*** Dataset records ***

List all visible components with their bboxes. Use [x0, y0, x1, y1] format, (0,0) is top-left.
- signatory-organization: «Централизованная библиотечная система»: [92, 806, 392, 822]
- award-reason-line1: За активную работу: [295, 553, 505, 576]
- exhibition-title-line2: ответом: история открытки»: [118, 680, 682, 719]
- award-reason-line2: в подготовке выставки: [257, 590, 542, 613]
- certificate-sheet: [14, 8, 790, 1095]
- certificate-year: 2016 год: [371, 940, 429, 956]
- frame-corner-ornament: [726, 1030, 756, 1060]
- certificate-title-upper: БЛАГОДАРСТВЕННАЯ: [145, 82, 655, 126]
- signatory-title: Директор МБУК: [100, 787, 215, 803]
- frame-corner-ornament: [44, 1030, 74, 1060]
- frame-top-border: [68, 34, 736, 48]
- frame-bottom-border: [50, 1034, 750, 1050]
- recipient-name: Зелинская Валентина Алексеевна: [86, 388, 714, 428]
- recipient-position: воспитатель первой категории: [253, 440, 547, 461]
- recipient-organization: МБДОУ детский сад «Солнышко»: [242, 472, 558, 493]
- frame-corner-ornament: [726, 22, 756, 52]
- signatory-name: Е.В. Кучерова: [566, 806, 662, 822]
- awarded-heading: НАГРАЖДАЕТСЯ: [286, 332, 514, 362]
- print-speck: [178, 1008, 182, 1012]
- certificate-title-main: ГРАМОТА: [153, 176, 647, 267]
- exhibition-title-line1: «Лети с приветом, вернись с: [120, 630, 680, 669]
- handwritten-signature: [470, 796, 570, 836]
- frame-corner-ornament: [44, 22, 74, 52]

***
*** Dataset records ***

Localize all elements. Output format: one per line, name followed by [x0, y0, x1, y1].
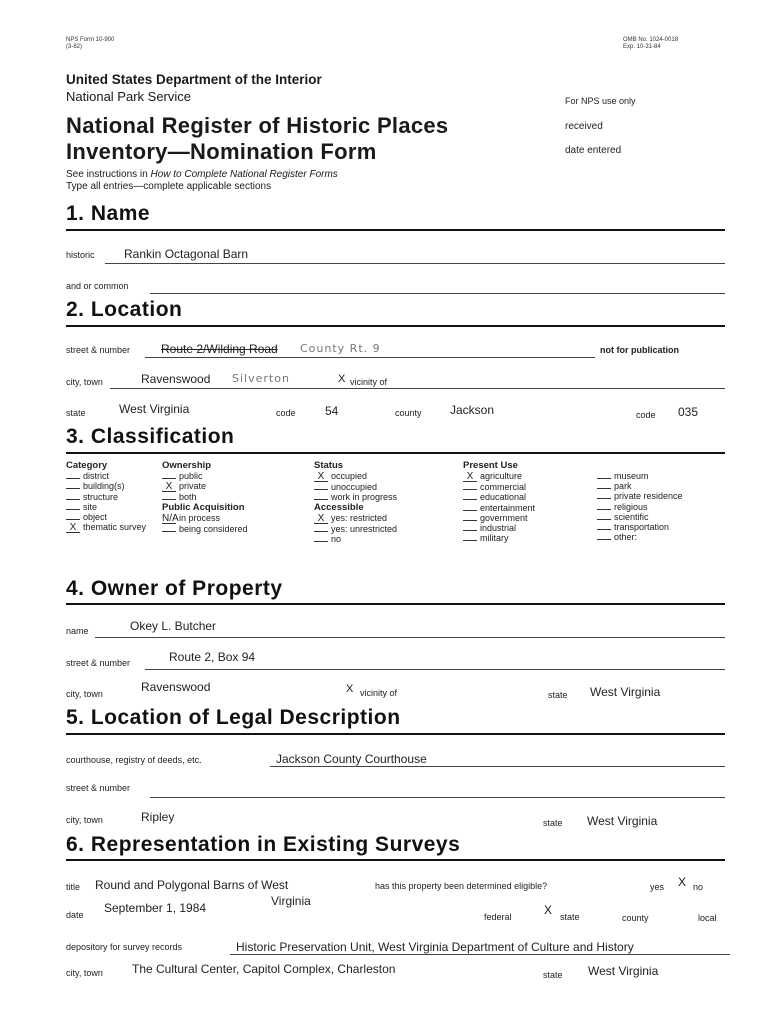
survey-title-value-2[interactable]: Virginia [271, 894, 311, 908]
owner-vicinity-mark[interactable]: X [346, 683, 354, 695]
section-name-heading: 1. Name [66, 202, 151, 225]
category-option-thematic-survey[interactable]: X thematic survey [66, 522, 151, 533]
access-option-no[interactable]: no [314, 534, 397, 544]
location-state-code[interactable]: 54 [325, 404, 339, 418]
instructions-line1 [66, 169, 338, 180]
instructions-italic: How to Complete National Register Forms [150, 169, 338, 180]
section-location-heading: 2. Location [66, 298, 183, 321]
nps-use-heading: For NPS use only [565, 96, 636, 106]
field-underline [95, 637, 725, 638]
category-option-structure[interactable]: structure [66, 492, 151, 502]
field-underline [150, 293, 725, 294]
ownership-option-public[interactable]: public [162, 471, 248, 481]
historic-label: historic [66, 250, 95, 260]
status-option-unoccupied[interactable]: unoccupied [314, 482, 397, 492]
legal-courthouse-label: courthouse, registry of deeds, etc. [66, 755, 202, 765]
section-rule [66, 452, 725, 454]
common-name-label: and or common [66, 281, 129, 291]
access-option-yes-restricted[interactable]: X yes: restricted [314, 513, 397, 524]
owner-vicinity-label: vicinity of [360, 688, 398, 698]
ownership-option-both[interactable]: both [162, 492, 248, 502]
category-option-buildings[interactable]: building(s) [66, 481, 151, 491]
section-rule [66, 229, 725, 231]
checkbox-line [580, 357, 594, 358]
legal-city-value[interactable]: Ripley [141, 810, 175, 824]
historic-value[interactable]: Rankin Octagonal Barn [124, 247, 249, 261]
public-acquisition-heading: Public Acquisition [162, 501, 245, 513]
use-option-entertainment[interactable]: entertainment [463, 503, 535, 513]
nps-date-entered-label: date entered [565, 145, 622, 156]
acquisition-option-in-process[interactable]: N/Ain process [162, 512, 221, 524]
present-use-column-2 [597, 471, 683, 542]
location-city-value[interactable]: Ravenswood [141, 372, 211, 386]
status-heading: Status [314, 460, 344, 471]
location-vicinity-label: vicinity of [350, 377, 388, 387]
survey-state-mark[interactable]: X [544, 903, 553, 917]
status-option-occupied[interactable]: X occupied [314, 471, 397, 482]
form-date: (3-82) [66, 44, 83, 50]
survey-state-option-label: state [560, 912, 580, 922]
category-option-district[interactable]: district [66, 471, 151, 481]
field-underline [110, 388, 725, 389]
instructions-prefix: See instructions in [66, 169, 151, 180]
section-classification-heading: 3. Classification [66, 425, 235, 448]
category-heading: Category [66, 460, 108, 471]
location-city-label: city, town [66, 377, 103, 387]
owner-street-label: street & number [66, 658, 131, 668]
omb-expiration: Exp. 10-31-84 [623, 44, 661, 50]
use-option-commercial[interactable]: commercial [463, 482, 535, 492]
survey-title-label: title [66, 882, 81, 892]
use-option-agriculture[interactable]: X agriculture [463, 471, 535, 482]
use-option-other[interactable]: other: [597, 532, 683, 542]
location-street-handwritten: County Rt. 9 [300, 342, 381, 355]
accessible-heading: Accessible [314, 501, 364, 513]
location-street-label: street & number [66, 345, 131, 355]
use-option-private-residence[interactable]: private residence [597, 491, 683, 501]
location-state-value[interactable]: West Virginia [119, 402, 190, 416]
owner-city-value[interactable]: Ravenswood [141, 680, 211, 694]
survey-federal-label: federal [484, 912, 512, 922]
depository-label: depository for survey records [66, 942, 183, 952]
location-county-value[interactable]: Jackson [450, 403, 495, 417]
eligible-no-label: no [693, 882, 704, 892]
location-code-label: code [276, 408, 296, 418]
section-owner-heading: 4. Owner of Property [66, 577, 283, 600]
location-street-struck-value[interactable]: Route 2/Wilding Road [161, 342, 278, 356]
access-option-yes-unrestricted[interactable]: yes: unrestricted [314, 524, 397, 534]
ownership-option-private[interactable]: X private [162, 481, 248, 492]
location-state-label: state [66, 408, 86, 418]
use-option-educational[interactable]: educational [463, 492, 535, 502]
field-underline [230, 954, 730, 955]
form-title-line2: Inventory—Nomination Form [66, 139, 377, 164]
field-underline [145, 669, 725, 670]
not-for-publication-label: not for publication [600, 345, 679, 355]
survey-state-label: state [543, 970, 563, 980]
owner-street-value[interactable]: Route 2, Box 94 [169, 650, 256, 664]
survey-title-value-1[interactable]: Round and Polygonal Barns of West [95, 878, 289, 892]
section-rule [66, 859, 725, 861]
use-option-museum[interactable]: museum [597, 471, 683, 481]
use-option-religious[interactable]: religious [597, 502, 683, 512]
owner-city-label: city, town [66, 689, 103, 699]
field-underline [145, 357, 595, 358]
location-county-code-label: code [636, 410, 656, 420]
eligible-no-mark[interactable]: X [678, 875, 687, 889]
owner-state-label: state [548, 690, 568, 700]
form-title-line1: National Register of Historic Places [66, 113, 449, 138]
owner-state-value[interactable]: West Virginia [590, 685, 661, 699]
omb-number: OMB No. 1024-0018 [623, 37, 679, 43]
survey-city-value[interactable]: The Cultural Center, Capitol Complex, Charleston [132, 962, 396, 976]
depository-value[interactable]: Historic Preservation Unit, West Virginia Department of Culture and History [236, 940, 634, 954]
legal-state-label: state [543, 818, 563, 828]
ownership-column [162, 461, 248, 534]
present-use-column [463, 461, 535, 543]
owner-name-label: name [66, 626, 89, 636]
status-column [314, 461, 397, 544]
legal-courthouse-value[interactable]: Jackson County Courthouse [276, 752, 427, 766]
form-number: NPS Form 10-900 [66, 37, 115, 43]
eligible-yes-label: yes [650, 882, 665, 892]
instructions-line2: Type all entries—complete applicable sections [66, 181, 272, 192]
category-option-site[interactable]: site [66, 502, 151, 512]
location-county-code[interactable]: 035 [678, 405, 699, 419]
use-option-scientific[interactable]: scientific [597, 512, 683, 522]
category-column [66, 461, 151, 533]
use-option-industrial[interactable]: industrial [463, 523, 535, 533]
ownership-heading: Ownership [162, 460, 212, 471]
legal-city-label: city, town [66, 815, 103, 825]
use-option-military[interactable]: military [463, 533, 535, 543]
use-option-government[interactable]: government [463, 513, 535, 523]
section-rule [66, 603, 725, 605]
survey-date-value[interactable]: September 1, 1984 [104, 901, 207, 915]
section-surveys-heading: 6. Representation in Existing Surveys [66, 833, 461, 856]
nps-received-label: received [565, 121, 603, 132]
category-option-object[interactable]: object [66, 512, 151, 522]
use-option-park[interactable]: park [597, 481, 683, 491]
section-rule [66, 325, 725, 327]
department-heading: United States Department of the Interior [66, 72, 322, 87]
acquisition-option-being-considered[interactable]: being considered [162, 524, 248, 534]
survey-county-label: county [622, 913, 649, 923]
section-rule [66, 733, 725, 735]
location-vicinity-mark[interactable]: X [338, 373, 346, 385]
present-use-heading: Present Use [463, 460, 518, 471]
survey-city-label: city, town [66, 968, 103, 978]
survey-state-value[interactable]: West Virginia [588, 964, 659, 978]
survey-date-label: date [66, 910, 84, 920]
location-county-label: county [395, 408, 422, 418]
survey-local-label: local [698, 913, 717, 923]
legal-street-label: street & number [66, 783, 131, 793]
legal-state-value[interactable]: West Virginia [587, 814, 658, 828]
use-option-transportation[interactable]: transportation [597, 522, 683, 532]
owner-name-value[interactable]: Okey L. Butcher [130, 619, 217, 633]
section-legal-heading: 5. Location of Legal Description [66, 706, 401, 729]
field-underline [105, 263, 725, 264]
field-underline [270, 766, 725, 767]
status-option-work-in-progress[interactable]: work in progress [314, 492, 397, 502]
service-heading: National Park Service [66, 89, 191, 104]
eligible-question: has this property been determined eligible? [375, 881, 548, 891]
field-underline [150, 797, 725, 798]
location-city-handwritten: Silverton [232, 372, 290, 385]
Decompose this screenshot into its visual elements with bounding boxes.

***

▶ [Directions for this task] Reproduce the lines unchanged, starting with the line that contains "894, 311, 908]" and going on through the line that contains "checkbox-line [580, 357, 594, 358]", with both of those lines included.

▶ [Problem solution]
survey-title-value-2[interactable]: Virginia [271, 894, 311, 908]
owner-vicinity-mark[interactable]: X [346, 683, 354, 695]
section-name-heading: 1. Name [66, 202, 151, 225]
category-option-thematic-survey[interactable]: X thematic survey [66, 522, 151, 533]
access-option-no[interactable]: no [314, 534, 397, 544]
location-state-code[interactable]: 54 [325, 404, 339, 418]
instructions-line1 [66, 169, 338, 180]
instructions-italic: How to Complete National Register Forms [150, 169, 338, 180]
section-location-heading: 2. Location [66, 298, 183, 321]
nps-use-heading: For NPS use only [565, 96, 636, 106]
field-underline [95, 637, 725, 638]
category-option-structure[interactable]: structure [66, 492, 151, 502]
field-underline [150, 293, 725, 294]
ownership-option-public[interactable]: public [162, 471, 248, 481]
historic-label: historic [66, 250, 95, 260]
status-option-unoccupied[interactable]: unoccupied [314, 482, 397, 492]
legal-courthouse-label: courthouse, registry of deeds, etc. [66, 755, 202, 765]
section-rule [66, 452, 725, 454]
common-name-label: and or common [66, 281, 129, 291]
access-option-yes-restricted[interactable]: X yes: restricted [314, 513, 397, 524]
owner-vicinity-label: vicinity of [360, 688, 398, 698]
ownership-option-both[interactable]: both [162, 492, 248, 502]
category-option-buildings[interactable]: building(s) [66, 481, 151, 491]
section-rule [66, 229, 725, 231]
checkbox-line [580, 357, 594, 358]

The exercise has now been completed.